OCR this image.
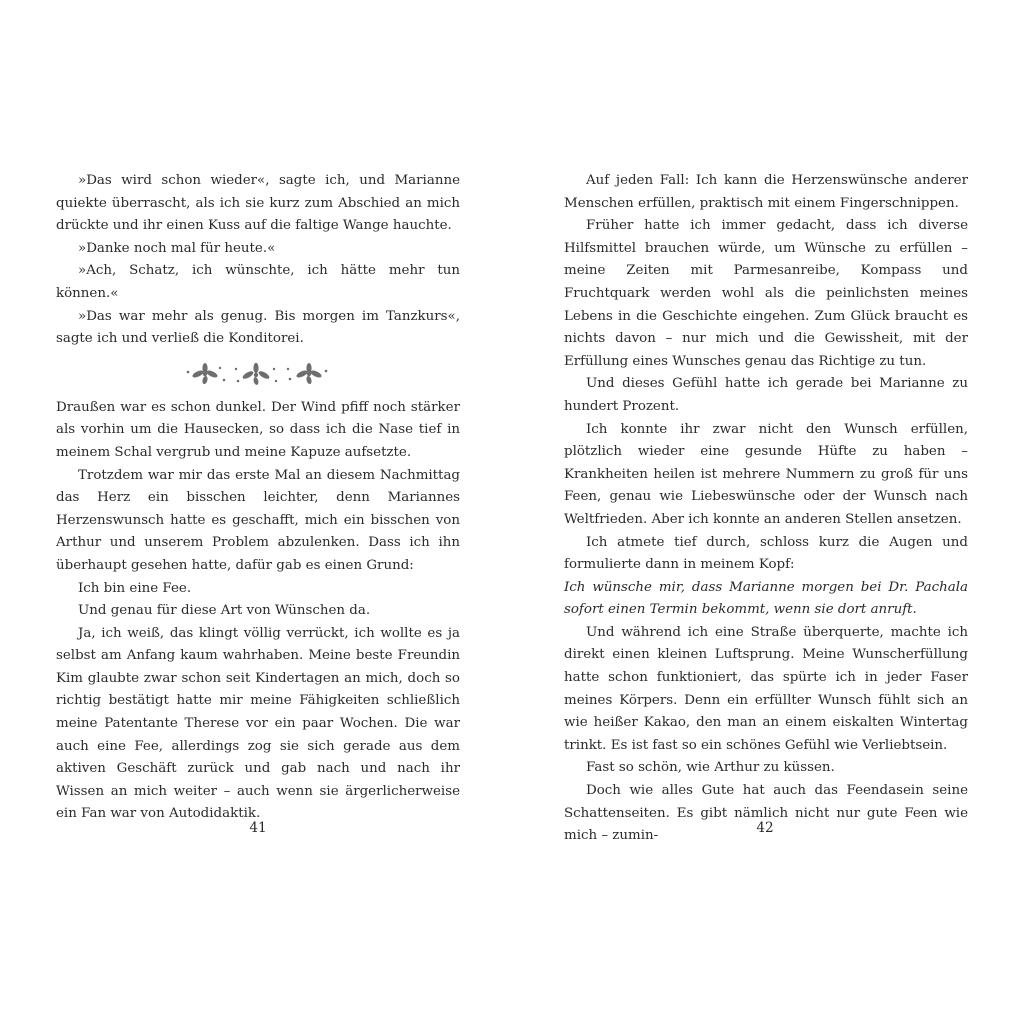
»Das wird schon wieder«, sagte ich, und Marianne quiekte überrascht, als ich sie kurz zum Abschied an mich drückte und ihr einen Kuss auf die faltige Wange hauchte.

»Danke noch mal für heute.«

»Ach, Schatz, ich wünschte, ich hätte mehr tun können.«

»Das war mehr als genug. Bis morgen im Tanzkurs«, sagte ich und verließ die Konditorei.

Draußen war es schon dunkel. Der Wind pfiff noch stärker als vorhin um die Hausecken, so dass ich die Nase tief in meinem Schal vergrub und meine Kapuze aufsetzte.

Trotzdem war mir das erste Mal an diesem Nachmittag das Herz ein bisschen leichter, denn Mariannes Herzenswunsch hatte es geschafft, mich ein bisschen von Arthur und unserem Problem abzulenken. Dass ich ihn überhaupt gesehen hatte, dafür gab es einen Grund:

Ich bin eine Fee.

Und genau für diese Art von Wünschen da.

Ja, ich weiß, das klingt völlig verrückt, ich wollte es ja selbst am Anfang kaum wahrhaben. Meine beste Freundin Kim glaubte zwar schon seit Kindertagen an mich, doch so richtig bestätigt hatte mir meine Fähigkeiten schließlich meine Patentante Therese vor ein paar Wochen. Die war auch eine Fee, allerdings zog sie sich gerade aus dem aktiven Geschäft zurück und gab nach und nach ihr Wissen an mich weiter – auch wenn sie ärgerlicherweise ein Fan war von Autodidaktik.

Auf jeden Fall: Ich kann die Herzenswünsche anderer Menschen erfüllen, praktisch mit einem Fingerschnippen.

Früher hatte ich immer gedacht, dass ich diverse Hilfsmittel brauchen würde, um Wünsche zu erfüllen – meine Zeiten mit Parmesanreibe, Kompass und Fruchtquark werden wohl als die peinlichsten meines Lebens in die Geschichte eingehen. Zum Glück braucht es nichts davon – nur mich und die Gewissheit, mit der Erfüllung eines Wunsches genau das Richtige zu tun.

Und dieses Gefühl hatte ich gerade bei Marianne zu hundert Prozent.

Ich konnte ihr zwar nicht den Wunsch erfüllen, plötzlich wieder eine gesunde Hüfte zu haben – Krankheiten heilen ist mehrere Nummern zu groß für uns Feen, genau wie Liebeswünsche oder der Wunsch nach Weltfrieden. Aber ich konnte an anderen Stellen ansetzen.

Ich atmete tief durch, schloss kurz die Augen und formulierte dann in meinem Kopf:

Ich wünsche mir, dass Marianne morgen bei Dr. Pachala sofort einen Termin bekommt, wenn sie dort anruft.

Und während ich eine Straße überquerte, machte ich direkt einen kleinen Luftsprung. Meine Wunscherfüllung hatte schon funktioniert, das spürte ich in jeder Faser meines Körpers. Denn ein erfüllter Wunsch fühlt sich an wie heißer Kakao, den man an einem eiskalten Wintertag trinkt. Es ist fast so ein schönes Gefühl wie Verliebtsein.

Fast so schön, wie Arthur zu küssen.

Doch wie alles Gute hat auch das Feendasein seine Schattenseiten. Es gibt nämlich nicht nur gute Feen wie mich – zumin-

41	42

^^^^^^^^^^^^^^^^

• _Task brief_:
Leave the pictures out and print the records above exactly as they stand.

• _Reply_:
OCR this image.
»Das wird schon wieder«, sagte ich, und Marianne quiekte überrascht, als ich sie kurz zum Abschied an mich drückte und ihr einen Kuss auf die faltige Wange hauchte.

»Danke noch mal für heute.«

»Ach, Schatz, ich wünschte, ich hätte mehr tun können.«

»Das war mehr als genug. Bis morgen im Tanzkurs«, sagte ich und verließ die Konditorei.

Draußen war es schon dunkel. Der Wind pfiff noch stärker als vorhin um die Hausecken, so dass ich die Nase tief in meinem Schal vergrub und meine Kapuze aufsetzte.

Trotzdem war mir das erste Mal an diesem Nachmittag das Herz ein bisschen leichter, denn Mariannes Herzenswunsch hatte es geschafft, mich ein bisschen von Arthur und unserem Problem abzulenken. Dass ich ihn überhaupt gesehen hatte, dafür gab es einen Grund:

Ich bin eine Fee.

Und genau für diese Art von Wünschen da.

Ja, ich weiß, das klingt völlig verrückt, ich wollte es ja selbst am Anfang kaum wahrhaben. Meine beste Freundin Kim glaubte zwar schon seit Kindertagen an mich, doch so richtig bestätigt hatte mir meine Fähigkeiten schließlich meine Patentante Therese vor ein paar Wochen. Die war auch eine Fee, allerdings zog sie sich gerade aus dem aktiven Geschäft zurück und gab nach und nach ihr Wissen an mich weiter – auch wenn sie ärgerlicherweise ein Fan war von Autodidaktik.

Auf jeden Fall: Ich kann die Herzenswünsche anderer Menschen erfüllen, praktisch mit einem Fingerschnippen.

Früher hatte ich immer gedacht, dass ich diverse Hilfsmittel brauchen würde, um Wünsche zu erfüllen – meine Zeiten mit Parmesanreibe, Kompass und Fruchtquark werden wohl als die peinlichsten meines Lebens in die Geschichte eingehen. Zum Glück braucht es nichts davon – nur mich und die Gewissheit, mit der Erfüllung eines Wunsches genau das Richtige zu tun.

Und dieses Gefühl hatte ich gerade bei Marianne zu hundert Prozent.

Ich konnte ihr zwar nicht den Wunsch erfüllen, plötzlich wieder eine gesunde Hüfte zu haben – Krankheiten heilen ist mehrere Nummern zu groß für uns Feen, genau wie Liebeswünsche oder der Wunsch nach Weltfrieden. Aber ich konnte an anderen Stellen ansetzen.

Ich atmete tief durch, schloss kurz die Augen und formulierte dann in meinem Kopf:

Ich wünsche mir, dass Marianne morgen bei Dr. Pachala sofort einen Termin bekommt, wenn sie dort anruft.

Und während ich eine Straße überquerte, machte ich direkt einen kleinen Luftsprung. Meine Wunscherfüllung hatte schon funktioniert, das spürte ich in jeder Faser meines Körpers. Denn ein erfüllter Wunsch fühlt sich an wie heißer Kakao, den man an einem eiskalten Wintertag trinkt. Es ist fast so ein schönes Gefühl wie Verliebtsein.

Fast so schön, wie Arthur zu küssen.

Doch wie alles Gute hat auch das Feendasein seine Schattenseiten. Es gibt nämlich nicht nur gute Feen wie mich – zumin-

41	42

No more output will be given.